● **PROBLEM STATEMENT**:
Transcribe all of the data exactly. Omit the pictures.

---------- STORED DATA

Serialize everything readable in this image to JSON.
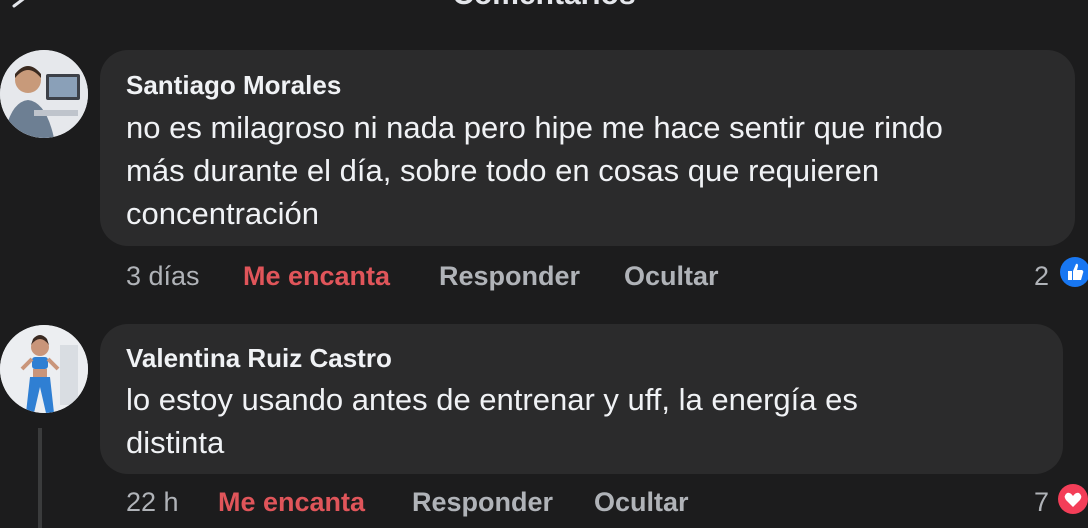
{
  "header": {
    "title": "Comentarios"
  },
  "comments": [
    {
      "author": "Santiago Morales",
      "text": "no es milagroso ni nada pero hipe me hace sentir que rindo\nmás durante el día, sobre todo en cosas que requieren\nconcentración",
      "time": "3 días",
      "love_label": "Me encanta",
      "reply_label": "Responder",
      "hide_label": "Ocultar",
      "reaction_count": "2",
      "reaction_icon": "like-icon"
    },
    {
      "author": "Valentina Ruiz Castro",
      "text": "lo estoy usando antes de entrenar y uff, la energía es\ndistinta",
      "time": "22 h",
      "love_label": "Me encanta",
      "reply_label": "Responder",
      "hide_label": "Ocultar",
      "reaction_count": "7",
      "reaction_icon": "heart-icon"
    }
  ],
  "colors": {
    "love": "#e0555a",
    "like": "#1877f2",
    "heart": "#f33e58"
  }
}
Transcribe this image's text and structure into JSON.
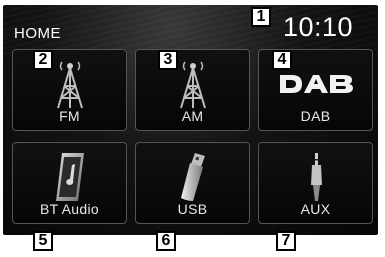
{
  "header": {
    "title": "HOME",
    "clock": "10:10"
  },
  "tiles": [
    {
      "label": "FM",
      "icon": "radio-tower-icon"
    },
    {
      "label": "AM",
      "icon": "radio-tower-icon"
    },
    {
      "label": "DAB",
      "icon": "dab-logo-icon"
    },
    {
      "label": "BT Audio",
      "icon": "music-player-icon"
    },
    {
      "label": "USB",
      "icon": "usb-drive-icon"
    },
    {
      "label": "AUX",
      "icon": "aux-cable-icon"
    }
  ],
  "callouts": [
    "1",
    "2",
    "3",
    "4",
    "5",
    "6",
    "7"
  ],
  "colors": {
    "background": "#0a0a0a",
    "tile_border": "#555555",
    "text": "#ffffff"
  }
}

--------------------

● **TASK OUTPUT**:
Serialize everything readable in this image to JSON.
{
  "header": {
    "title": "Comentarios"
  },
  "comments": [
    {
      "author": "Santiago Morales",
      "text": "no es milagroso ni nada pero hipe me hace sentir que rindo\nmás durante el día, sobre todo en cosas que requieren\nconcentración",
      "time": "3 días",
      "love_label": "Me encanta",
      "reply_label": "Responder",
      "hide_label": "Ocultar",
      "reaction_count": "2",
      "reaction_icon": "like-icon"
    },
    {
      "author": "Valentina Ruiz Castro",
      "text": "lo estoy usando antes de entrenar y uff, la energía es\ndistinta",
      "time": "22 h",
      "love_label": "Me encanta",
      "reply_label": "Responder",
      "hide_label": "Ocultar",
      "reaction_count": "7",
      "reaction_icon": "heart-icon"
    }
  ],
  "colors": {
    "love": "#e0555a",
    "like": "#1877f2",
    "heart": "#f33e58"
  }
}
Transcribe this image's text and structure into JSON.
{
  "header": {
    "title": "HOME",
    "clock": "10:10"
  },
  "tiles": [
    {
      "label": "FM",
      "icon": "radio-tower-icon"
    },
    {
      "label": "AM",
      "icon": "radio-tower-icon"
    },
    {
      "label": "DAB",
      "icon": "dab-logo-icon"
    },
    {
      "label": "BT Audio",
      "icon": "music-player-icon"
    },
    {
      "label": "USB",
      "icon": "usb-drive-icon"
    },
    {
      "label": "AUX",
      "icon": "aux-cable-icon"
    }
  ],
  "callouts": [
    "1",
    "2",
    "3",
    "4",
    "5",
    "6",
    "7"
  ],
  "colors": {
    "background": "#0a0a0a",
    "tile_border": "#555555",
    "text": "#ffffff"
  }
}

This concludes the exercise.